# Supplied records
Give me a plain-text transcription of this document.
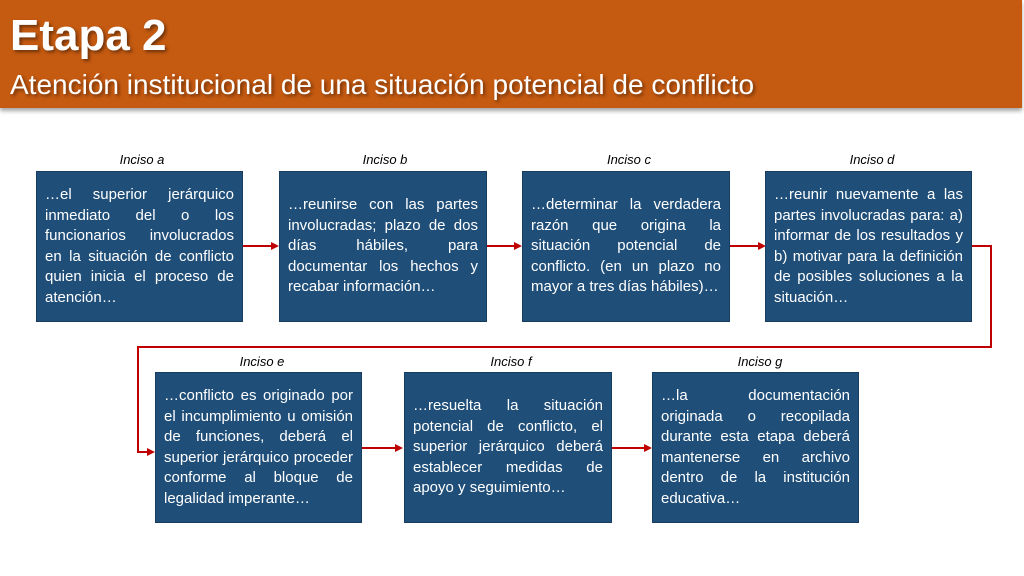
Etapa 2
Atención institucional de una situación potencial de conflicto
Inciso a	Inciso b	Inciso c	Inciso d
…el superior jerárquico inmediato del o los funcionarios involucrados en la situación de conflicto quien inicia el proceso de atención…
…reunirse con las partes involucradas; plazo de dos días hábiles, para documentar los hechos y recabar información…
…determinar la verdadera razón que origina la situación potencial de conflicto. (en un plazo no mayor a tres días hábiles)…
…reunir nuevamente a las partes involucradas para: a) informar de los resultados y b) motivar para la definición de posibles soluciones a la situación…
Inciso e	Inciso f	Inciso g
…conflicto es originado por el incumplimiento u omisión de funciones, deberá el superior jerárquico proceder conforme al bloque de legalidad imperante…
…resuelta la situación potencial de conflicto, el superior jerárquico deberá establecer medidas de apoyo y seguimiento…
…la documentación originada o recopilada durante esta etapa deberá mantenerse en archivo dentro de la institución educativa…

# Job
Find each line with the string "para" and copy it out.

# Expected answer
…reunirse con las partes involucradas; plazo de dos días hábiles, para documentar los hechos y recabar información…
…reunir nuevamente a las partes involucradas para: a) informar de los resultados y b) motivar para la definición de posibles soluciones a la situación…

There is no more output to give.